Source data:
>> Start
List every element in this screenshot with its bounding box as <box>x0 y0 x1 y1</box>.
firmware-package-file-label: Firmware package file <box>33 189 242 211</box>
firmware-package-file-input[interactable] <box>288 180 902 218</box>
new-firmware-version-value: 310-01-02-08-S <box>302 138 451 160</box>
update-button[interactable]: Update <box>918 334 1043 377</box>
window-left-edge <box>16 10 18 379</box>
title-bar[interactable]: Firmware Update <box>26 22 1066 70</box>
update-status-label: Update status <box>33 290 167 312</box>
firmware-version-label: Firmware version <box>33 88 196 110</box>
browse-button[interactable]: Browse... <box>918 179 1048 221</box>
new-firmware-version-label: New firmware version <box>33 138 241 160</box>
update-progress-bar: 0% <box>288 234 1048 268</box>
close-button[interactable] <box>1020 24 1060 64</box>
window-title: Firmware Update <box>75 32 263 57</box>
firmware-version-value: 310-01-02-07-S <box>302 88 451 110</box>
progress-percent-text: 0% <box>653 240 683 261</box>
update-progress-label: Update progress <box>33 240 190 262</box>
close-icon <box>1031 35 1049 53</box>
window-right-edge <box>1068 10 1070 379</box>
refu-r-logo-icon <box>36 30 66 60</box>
>> End
● **Task brief**
Repeat every line of the records above word for word, from the first line to the last.

● **Problem solution**
List every element in this screenshot with its bounding box as <box>x0 y0 x1 y1</box>.
firmware-package-file-label: Firmware package file <box>33 189 242 211</box>
firmware-package-file-input[interactable] <box>288 180 902 218</box>
new-firmware-version-value: 310-01-02-08-S <box>302 138 451 160</box>
update-button[interactable]: Update <box>918 334 1043 377</box>
window-left-edge <box>16 10 18 379</box>
title-bar[interactable]: Firmware Update <box>26 22 1066 70</box>
update-status-label: Update status <box>33 290 167 312</box>
firmware-version-label: Firmware version <box>33 88 196 110</box>
browse-button[interactable]: Browse... <box>918 179 1048 221</box>
new-firmware-version-label: New firmware version <box>33 138 241 160</box>
update-progress-bar: 0% <box>288 234 1048 268</box>
close-button[interactable] <box>1020 24 1060 64</box>
window-title: Firmware Update <box>75 32 263 57</box>
firmware-version-value: 310-01-02-07-S <box>302 88 451 110</box>
progress-percent-text: 0% <box>653 240 683 261</box>
update-progress-label: Update progress <box>33 240 190 262</box>
close-icon <box>1031 35 1049 53</box>
window-right-edge <box>1068 10 1070 379</box>
refu-r-logo-icon <box>36 30 66 60</box>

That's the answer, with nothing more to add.